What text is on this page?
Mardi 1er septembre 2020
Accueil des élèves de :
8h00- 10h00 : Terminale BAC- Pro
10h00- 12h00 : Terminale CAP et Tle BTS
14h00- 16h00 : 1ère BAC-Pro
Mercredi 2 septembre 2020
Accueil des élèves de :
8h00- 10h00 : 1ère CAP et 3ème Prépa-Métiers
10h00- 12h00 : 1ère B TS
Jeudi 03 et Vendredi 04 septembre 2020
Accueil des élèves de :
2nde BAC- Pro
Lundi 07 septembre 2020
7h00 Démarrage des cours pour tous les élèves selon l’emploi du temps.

---

◆ **TASK STATEMENT**
Show all lines from the records above where the word "septembre" occurs.

◆ **SOLUTION TO THE EXERCISE**
Mardi 1er septembre 2020
Mercredi 2 septembre 2020
Jeudi 03 et Vendredi 04 septembre 2020
Lundi 07 septembre 2020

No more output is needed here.